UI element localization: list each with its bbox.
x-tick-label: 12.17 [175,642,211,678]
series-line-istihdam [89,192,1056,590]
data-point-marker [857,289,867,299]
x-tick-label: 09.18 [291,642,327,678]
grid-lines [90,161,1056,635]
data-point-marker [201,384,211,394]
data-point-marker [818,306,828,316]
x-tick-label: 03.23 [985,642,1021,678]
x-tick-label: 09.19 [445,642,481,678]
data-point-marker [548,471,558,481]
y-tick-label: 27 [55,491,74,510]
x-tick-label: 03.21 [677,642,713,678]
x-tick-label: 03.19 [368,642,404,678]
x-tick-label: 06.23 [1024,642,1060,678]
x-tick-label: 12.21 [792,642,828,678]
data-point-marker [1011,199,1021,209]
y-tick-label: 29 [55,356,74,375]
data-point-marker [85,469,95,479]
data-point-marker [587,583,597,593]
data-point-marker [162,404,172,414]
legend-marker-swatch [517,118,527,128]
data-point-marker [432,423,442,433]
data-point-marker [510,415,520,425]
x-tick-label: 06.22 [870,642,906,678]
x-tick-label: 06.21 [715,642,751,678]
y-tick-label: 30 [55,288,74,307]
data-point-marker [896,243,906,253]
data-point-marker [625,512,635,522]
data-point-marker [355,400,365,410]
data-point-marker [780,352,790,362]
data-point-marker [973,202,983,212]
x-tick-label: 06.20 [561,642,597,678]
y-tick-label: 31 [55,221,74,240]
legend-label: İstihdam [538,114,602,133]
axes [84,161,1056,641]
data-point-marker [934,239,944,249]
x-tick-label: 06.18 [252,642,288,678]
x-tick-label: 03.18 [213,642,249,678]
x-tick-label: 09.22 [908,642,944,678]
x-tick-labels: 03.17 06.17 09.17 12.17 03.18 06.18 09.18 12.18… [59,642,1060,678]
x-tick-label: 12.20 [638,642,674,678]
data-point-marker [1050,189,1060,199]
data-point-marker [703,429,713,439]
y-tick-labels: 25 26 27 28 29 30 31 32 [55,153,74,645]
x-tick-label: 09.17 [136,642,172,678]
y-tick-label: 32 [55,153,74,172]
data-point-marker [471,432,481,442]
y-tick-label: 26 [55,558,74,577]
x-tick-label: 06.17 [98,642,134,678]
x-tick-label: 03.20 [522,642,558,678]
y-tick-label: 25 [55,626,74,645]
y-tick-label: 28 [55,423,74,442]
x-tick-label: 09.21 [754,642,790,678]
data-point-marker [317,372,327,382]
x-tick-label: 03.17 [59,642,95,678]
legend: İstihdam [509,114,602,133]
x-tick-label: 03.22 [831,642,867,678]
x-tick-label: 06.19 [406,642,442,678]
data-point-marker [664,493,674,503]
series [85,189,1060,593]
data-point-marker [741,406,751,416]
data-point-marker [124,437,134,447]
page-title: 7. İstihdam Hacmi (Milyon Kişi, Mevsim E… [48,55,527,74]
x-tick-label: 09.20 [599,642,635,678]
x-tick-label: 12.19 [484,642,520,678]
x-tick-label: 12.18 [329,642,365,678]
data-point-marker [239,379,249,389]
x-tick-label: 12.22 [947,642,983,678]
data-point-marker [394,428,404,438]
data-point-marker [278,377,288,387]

=== GIVEN INSTRUCTION ===
Copy out verbatim every line from the first one through the line containing "x-tick-label: 03.23 [985,642,1021,678]", including both of those lines.

=== EXERCISE RESPONSE ===
UI element localization: list each with its bbox.
x-tick-label: 12.17 [175,642,211,678]
series-line-istihdam [89,192,1056,590]
data-point-marker [857,289,867,299]
x-tick-label: 09.18 [291,642,327,678]
grid-lines [90,161,1056,635]
data-point-marker [201,384,211,394]
data-point-marker [818,306,828,316]
x-tick-label: 03.23 [985,642,1021,678]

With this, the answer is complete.